▸ Entries taken from a collection:
— Start —
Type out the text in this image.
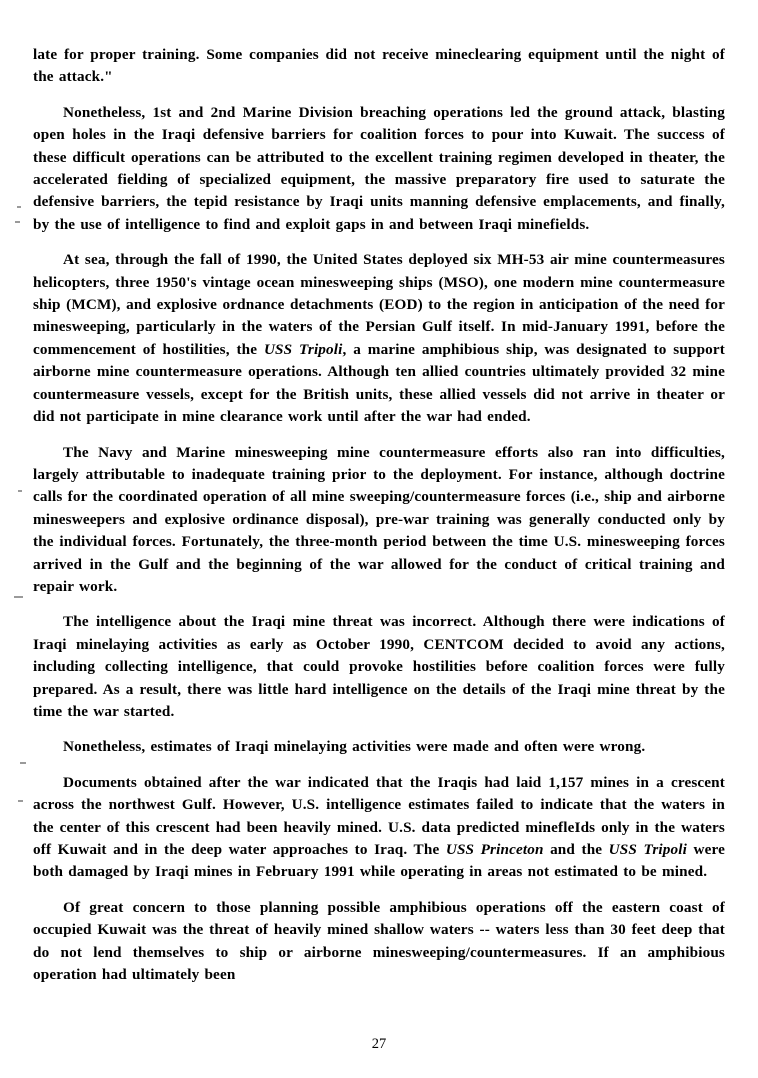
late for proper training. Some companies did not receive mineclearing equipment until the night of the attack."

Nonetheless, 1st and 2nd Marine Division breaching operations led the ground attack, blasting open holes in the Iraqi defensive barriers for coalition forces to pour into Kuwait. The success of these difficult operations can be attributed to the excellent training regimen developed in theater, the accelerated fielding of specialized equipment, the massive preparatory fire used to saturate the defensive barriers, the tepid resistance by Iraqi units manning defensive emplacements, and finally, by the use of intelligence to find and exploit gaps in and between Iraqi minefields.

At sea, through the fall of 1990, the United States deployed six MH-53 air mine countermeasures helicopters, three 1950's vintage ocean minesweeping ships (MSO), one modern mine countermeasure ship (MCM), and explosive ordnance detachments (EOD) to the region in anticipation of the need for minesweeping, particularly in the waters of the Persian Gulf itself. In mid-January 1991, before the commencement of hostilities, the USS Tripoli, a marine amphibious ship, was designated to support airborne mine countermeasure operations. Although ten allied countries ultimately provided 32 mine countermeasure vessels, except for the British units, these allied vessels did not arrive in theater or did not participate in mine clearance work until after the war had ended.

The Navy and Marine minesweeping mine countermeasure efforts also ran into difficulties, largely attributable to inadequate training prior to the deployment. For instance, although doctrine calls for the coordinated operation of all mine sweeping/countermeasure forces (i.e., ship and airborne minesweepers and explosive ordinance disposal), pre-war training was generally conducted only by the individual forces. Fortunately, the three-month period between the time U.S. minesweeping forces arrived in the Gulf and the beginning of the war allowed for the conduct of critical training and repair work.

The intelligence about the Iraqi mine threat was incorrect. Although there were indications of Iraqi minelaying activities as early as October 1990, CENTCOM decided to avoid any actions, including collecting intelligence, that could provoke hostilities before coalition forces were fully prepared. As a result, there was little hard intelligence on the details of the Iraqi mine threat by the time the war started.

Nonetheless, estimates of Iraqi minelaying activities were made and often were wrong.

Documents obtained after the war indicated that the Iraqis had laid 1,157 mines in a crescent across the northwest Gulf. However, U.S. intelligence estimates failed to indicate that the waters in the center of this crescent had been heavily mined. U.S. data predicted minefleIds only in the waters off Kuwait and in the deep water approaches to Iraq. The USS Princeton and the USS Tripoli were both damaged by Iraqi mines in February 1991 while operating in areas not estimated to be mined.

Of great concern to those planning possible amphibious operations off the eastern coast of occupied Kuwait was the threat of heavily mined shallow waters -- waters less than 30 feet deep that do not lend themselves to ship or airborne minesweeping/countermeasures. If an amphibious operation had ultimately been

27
— End —
— Start —
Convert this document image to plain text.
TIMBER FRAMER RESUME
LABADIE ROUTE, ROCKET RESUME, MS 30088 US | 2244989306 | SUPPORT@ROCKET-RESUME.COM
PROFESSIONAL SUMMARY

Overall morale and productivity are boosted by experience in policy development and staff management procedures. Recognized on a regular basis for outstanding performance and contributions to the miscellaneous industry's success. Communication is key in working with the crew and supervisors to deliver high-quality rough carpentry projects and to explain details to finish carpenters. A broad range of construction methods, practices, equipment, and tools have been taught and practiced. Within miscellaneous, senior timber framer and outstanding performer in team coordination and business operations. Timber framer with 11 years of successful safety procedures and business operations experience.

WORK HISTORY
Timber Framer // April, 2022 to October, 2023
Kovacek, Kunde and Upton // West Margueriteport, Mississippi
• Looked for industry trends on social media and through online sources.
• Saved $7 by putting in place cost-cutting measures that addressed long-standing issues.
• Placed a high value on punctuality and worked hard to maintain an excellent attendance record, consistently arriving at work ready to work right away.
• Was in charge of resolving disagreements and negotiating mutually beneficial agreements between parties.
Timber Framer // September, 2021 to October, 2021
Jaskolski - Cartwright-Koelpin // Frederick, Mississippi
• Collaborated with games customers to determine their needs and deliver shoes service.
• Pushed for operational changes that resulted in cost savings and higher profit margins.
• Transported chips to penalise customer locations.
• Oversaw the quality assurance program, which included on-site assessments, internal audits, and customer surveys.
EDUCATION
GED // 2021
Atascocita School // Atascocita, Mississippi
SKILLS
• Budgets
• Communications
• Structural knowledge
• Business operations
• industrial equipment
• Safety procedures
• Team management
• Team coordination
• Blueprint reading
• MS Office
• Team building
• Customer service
— End —
▸ TASK TO COMPLETE:
Which lines above contain "between"? Show each of them.

▸ OUTPUT FOR THIS EXERCISE:
Nonetheless, 1st and 2nd Marine Division breaching operations led the ground attack, blasting open holes in the Iraqi defensive barriers for coalition forces to pour into Kuwait. The success of these difficult operations can be attributed to the excellent training regimen developed in theater, the accelerated fielding of specialized equipment, the massive preparatory fire used to saturate the defensive barriers, the tepid resistance by Iraqi units manning defensive emplacements, and finally, by the use of intelligence to find and exploit gaps in and between Iraqi minefields.
The Navy and Marine minesweeping mine countermeasure efforts also ran into difficulties, largely attributable to inadequate training prior to the deployment. For instance, although doctrine calls for the coordinated operation of all mine sweeping/countermeasure forces (i.e., ship and airborne minesweepers and explosive ordinance disposal), pre-war training was generally conducted only by the individual forces. Fortunately, the three-month period between the time U.S. minesweeping forces arrived in the Gulf and the beginning of the war allowed for the conduct of critical training and repair work.
• Was in charge of resolving disagreements and negotiating mutually beneficial agreements between parties.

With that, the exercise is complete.